[Selected passage — start]

In addition to eliciting the synthesis of classic second messengers and the consequent stimulation of multiple serine/threonine protein kinase cascades, these agonists also induce tyrosine phosphorylation of multiple proteins. The G-Alpha12 and G-Alpha13, which make up the G12 subfamily of heterotrimeric G-Proteins, stimulate Rho-dependent actin stress fiber formation, focal adhesion assembly, and tyrosine phosphorylation of focal adhesion proteins. The activated forms of G-Alpha12/G-Alpha13 activate Rho exchange factors that promote the GTP-bound form of Rho, and thereby lead to tyrosine phosphorylation of p125FAK (Focal Adhesion Kinase), PYK2, and Src (Ref.3). Complex formation between p125FAKand Src results in the tyrosine phosphorylation of p125FAK at additional sites that stimulate its activity and provide docking sites for other signaling proteins. The focal adhesion proteins Paxillin and p130CAS (Crk-Associated Substrates) are potential downstream targets for p125FAK and function as adaptors in signal transduction. The Ser/Thr protein kinase ROCK (Rho-associated coiled-coil-forming Protein Kinase) acts as a downstream target of Rho-GTP that transduces Rho activation into cytoskeletal responses, although other targets of Rho also contribute to this process. ROCK activation leads to a Ca2+-independent increase in the phosphorylation of MLC (Myosin Light Chain) at serine 19 and Myosin filament formation that stimulates interaction with Actin. The tension generated by the Actin-Myosin contractile apparatus promote the formation of stress fibers and the clustering of integrins to which they are attached, thus giving rise to focal adhesions.

Biologically active amidated gastrins act as potent cellular growth factors that are implicated in a variety of normal and abnormal biological processes including maintenance of the gastric mucosa, proliferation of pancreatic, gastric, colonic, and small cell lung tumors, and neoplastic transformation. The expression of CCKBR/Gastrin receptor in human cancers leads to autocrine/paracrine loops and endocrine stimulation that promote tumor cell proliferation and migration. A well-defined case is SCLC (Small Cell Lung Carcinoma), which accounts for 25% of pulmonary cancers and follows a very aggressive clinical course (Ref.5).

[Selected passage — finish]

**Questions on the material**.
1. Copy out the signaling passage from "Biologically active amidated" through "clinical course (Ref.5).".
2. In the signaling passage, what share of pulmonary cancers does SCLC account for?

[Data excerpts — start]

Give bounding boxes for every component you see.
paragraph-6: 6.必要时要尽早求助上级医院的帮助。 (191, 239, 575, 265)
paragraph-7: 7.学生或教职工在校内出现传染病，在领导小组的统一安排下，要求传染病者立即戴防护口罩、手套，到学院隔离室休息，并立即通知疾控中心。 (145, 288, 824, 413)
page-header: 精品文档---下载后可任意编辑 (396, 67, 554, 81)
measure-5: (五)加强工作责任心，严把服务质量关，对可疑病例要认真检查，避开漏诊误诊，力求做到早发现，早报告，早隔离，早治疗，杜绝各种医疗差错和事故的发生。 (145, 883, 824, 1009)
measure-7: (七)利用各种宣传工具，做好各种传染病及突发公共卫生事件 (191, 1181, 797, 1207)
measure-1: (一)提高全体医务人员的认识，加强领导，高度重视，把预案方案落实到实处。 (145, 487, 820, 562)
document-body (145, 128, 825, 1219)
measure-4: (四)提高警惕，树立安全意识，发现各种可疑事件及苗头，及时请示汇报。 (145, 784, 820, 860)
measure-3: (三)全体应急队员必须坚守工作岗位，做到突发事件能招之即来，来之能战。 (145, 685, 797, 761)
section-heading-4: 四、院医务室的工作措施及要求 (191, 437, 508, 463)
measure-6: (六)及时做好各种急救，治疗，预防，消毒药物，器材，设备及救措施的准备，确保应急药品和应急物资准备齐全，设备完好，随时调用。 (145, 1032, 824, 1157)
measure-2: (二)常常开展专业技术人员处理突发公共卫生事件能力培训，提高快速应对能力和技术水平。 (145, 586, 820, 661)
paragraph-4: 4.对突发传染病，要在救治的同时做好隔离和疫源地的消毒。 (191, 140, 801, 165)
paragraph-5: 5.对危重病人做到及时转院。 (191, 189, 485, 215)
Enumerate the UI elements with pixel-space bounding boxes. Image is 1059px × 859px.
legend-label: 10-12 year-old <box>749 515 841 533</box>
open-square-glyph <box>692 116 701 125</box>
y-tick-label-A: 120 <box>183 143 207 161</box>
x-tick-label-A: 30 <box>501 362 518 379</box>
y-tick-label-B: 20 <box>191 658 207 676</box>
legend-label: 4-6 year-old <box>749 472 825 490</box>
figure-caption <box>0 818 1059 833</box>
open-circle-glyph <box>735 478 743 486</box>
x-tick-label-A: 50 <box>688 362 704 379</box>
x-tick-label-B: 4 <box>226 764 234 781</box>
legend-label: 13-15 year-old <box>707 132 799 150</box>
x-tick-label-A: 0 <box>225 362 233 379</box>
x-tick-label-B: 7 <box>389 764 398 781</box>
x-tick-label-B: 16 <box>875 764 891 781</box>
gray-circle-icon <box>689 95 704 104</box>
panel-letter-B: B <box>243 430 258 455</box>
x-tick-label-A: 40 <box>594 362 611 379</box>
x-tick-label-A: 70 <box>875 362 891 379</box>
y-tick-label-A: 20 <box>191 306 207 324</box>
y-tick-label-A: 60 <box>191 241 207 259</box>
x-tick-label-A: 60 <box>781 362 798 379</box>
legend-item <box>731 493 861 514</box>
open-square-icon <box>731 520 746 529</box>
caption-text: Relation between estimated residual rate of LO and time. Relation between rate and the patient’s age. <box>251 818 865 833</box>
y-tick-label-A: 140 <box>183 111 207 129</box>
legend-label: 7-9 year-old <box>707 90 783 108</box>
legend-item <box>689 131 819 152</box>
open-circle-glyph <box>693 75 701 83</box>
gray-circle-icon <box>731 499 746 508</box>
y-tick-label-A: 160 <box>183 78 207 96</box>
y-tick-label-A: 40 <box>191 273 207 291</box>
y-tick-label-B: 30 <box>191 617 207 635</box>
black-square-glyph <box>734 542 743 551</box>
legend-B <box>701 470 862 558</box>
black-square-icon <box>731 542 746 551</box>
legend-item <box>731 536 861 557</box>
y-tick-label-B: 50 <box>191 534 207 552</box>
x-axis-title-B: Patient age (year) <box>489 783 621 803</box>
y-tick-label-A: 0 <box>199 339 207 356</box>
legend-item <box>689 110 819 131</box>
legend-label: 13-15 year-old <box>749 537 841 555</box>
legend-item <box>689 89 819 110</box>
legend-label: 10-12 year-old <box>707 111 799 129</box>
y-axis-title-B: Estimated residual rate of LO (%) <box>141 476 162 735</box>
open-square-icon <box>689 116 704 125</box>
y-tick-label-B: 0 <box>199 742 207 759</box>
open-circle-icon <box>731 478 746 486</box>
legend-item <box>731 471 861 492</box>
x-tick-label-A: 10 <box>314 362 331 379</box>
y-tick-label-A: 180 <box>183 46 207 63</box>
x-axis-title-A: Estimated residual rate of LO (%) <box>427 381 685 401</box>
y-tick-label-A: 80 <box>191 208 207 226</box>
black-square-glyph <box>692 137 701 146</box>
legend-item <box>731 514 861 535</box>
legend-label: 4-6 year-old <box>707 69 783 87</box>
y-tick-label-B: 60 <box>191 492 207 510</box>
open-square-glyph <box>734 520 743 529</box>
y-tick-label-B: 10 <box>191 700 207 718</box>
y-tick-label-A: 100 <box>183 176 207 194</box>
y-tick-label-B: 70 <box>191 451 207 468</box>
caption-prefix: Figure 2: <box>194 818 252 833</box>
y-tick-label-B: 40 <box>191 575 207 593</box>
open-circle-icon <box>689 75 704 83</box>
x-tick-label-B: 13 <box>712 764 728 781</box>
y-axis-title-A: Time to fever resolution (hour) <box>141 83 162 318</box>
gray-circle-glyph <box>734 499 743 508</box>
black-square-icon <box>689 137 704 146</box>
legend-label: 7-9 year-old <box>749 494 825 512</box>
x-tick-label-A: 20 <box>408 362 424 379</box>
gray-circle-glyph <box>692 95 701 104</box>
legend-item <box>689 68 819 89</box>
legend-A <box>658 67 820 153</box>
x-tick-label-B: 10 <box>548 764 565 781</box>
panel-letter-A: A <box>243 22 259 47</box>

[Data excerpts — finish]

**Answers to this exercise**.
1.
Biologically active amidated gastrins act as potent cellular growth factors that are implicated in a variety of normal and abnormal biological processes including maintenance of the gastric mucosa, proliferation of pancreatic, gastric, colonic, and small cell lung tumors, and neoplastic transformation. The expression of CCKBR/Gastrin receptor in human cancers leads to autocrine/paracrine loops and endocrine stimulation that promote tumor cell proliferation and migration. A well-defined case is SCLC (Small Cell Lung Carcinoma), which accounts for 25% of pulmonary cancers and follows a very aggressive clinical course (Ref.5).

2. 25%